Brief — Copy all records verbatim.

The data —
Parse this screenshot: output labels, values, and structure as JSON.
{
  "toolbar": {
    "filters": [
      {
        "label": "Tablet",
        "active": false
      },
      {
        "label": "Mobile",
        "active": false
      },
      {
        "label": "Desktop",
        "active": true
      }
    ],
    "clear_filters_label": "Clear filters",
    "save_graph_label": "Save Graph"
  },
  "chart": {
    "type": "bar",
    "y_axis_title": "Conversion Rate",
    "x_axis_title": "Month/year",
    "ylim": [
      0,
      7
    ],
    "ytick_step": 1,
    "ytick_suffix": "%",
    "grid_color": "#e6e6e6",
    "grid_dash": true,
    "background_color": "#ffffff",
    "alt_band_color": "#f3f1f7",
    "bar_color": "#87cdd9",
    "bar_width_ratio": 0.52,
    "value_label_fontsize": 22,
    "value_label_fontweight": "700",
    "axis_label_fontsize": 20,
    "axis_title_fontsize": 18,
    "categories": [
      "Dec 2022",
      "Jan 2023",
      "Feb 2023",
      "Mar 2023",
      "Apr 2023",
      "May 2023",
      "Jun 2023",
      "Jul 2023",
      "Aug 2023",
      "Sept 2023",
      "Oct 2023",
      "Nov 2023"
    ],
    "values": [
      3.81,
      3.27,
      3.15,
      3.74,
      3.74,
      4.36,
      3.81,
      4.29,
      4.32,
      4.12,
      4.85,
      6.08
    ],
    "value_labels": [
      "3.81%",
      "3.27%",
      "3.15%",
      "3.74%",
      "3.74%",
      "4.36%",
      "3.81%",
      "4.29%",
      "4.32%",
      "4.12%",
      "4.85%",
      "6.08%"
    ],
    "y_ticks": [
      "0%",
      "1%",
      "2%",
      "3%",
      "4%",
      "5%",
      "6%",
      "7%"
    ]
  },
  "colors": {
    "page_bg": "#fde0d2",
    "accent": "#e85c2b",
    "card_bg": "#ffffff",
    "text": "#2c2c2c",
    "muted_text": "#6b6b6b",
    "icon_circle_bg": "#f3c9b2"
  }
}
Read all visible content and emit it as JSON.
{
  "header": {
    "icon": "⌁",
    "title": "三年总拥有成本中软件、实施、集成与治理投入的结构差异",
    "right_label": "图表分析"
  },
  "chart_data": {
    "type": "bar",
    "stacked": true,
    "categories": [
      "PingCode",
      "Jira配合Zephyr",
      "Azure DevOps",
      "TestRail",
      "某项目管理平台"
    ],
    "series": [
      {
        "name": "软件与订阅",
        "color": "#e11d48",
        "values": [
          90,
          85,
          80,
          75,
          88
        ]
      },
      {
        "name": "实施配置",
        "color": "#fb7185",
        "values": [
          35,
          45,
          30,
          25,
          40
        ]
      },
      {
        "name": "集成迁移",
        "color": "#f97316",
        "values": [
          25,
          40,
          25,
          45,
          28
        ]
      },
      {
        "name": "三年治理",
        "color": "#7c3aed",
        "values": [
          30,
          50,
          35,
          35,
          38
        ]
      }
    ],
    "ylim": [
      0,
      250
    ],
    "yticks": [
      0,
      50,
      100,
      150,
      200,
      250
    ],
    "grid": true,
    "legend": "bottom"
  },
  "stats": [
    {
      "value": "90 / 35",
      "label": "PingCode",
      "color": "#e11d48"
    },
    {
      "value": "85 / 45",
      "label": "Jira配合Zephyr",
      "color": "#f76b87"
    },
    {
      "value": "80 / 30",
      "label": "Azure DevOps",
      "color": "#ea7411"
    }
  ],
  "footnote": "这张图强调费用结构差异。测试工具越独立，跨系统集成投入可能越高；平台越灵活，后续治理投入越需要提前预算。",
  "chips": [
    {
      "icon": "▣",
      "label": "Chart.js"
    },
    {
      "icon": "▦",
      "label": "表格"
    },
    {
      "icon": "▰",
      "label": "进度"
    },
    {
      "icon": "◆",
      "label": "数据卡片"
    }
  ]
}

Answer to this problem —
Parse this screenshot: output labels, values, and structure as JSON.
{
  "toolbar": {
    "filters": [
      {
        "label": "Tablet",
        "active": false
      },
      {
        "label": "Mobile",
        "active": false
      },
      {
        "label": "Desktop",
        "active": true
      }
    ],
    "clear_filters_label": "Clear filters",
    "save_graph_label": "Save Graph"
  },
  "chart": {
    "type": "bar",
    "y_axis_title": "Conversion Rate",
    "x_axis_title": "Month/year",
    "ylim": [
      0,
      7
    ],
    "ytick_step": 1,
    "ytick_suffix": "%",
    "grid_color": "#e6e6e6",
    "grid_dash": true,
    "background_color": "#ffffff",
    "alt_band_color": "#f3f1f7",
    "bar_color": "#87cdd9",
    "bar_width_ratio": 0.52,
    "value_label_fontsize": 22,
    "value_label_fontweight": "700",
    "axis_label_fontsize": 20,
    "axis_title_fontsize": 18,
    "categories": [
      "Dec 2022",
      "Jan 2023",
      "Feb 2023",
      "Mar 2023",
      "Apr 2023",
      "May 2023",
      "Jun 2023",
      "Jul 2023",
      "Aug 2023",
      "Sept 2023",
      "Oct 2023",
      "Nov 2023"
    ],
    "values": [
      3.81,
      3.27,
      3.15,
      3.74,
      3.74,
      4.36,
      3.81,
      4.29,
      4.32,
      4.12,
      4.85,
      6.08
    ],
    "value_labels": [
      "3.81%",
      "3.27%",
      "3.15%",
      "3.74%",
      "3.74%",
      "4.36%",
      "3.81%",
      "4.29%",
      "4.32%",
      "4.12%",
      "4.85%",
      "6.08%"
    ],
    "y_ticks": [
      "0%",
      "1%",
      "2%",
      "3%",
      "4%",
      "5%",
      "6%",
      "7%"
    ]
  },
  "colors": {
    "page_bg": "#fde0d2",
    "accent": "#e85c2b",
    "card_bg": "#ffffff",
    "text": "#2c2c2c",
    "muted_text": "#6b6b6b",
    "icon_circle_bg": "#f3c9b2"
  }
}
Read all visible content and emit it as JSON.
{
  "header": {
    "icon": "⌁",
    "title": "三年总拥有成本中软件、实施、集成与治理投入的结构差异",
    "right_label": "图表分析"
  },
  "chart_data": {
    "type": "bar",
    "stacked": true,
    "categories": [
      "PingCode",
      "Jira配合Zephyr",
      "Azure DevOps",
      "TestRail",
      "某项目管理平台"
    ],
    "series": [
      {
        "name": "软件与订阅",
        "color": "#e11d48",
        "values": [
          90,
          85,
          80,
          75,
          88
        ]
      },
      {
        "name": "实施配置",
        "color": "#fb7185",
        "values": [
          35,
          45,
          30,
          25,
          40
        ]
      },
      {
        "name": "集成迁移",
        "color": "#f97316",
        "values": [
          25,
          40,
          25,
          45,
          28
        ]
      },
      {
        "name": "三年治理",
        "color": "#7c3aed",
        "values": [
          30,
          50,
          35,
          35,
          38
        ]
      }
    ],
    "ylim": [
      0,
      250
    ],
    "yticks": [
      0,
      50,
      100,
      150,
      200,
      250
    ],
    "grid": true,
    "legend": "bottom"
  },
  "stats": [
    {
      "value": "90 / 35",
      "label": "PingCode",
      "color": "#e11d48"
    },
    {
      "value": "85 / 45",
      "label": "Jira配合Zephyr",
      "color": "#f76b87"
    },
    {
      "value": "80 / 30",
      "label": "Azure DevOps",
      "color": "#ea7411"
    }
  ],
  "footnote": "这张图强调费用结构差异。测试工具越独立，跨系统集成投入可能越高；平台越灵活，后续治理投入越需要提前预算。",
  "chips": [
    {
      "icon": "▣",
      "label": "Chart.js"
    },
    {
      "icon": "▦",
      "label": "表格"
    },
    {
      "icon": "▰",
      "label": "进度"
    },
    {
      "icon": "◆",
      "label": "数据卡片"
    }
  ]
}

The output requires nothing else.